Restate all of the entries exactly, dropping any pictures they hold.

──────── RECORDS PROVIDED ────────

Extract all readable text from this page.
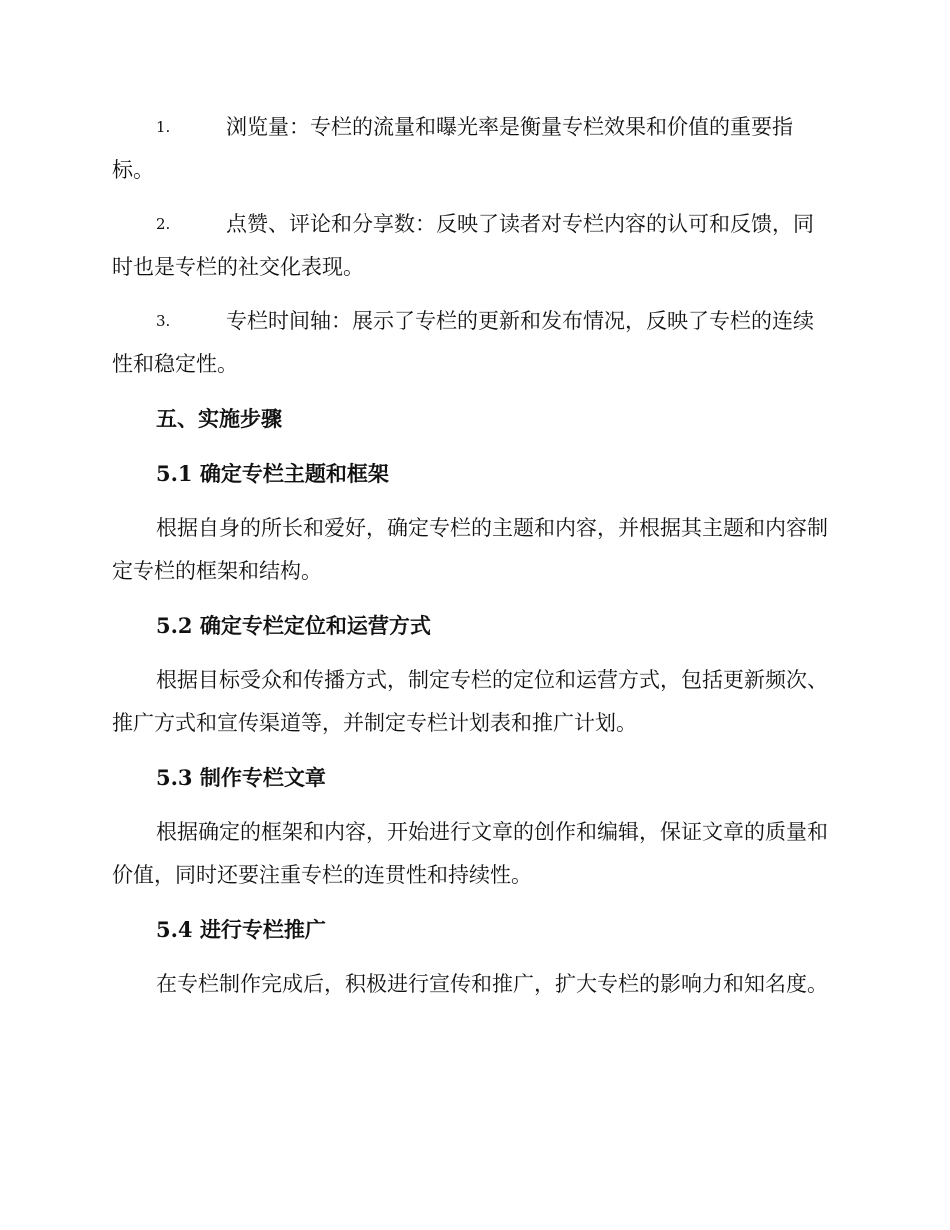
1.	浏览量：专栏的流量和曝光率是衡量专栏效果和价值的重要指标。
2.	点赞、评论和分享数：反映了读者对专栏内容的认可和反馈，同时也是专栏的社交化表现。
3.	专栏时间轴：展示了专栏的更新和发布情况，反映了专栏的连续性和稳定性。
五、实施步骤
5.1 确定专栏主题和框架
根据自身的所长和爱好，确定专栏的主题和内容，并根据其主题和内容制定专栏的框架和结构。
5.2 确定专栏定位和运营方式
根据目标受众和传播方式，制定专栏的定位和运营方式，包括更新频次、推广方式和宣传渠道等，并制定专栏计划表和推广计划。
5.3 制作专栏文章
根据确定的框架和内容，开始进行文章的创作和编辑，保证文章的质量和价值，同时还要注重专栏的连贯性和持续性。
5.4 进行专栏推广
在专栏制作完成后，积极进行宣传和推广，扩大专栏的影响力和知名度。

────────

TASK SOLUTION:
Extract all readable text from this page.
1.	浏览量：专栏的流量和曝光率是衡量专栏效果和价值的重要指标。
2.	点赞、评论和分享数：反映了读者对专栏内容的认可和反馈，同时也是专栏的社交化表现。
3.	专栏时间轴：展示了专栏的更新和发布情况，反映了专栏的连续性和稳定性。
五、实施步骤
5.1 确定专栏主题和框架
根据自身的所长和爱好，确定专栏的主题和内容，并根据其主题和内容制定专栏的框架和结构。
5.2 确定专栏定位和运营方式
根据目标受众和传播方式，制定专栏的定位和运营方式，包括更新频次、推广方式和宣传渠道等，并制定专栏计划表和推广计划。
5.3 制作专栏文章
根据确定的框架和内容，开始进行文章的创作和编辑，保证文章的质量和价值，同时还要注重专栏的连贯性和持续性。
5.4 进行专栏推广
在专栏制作完成后，积极进行宣传和推广，扩大专栏的影响力和知名度。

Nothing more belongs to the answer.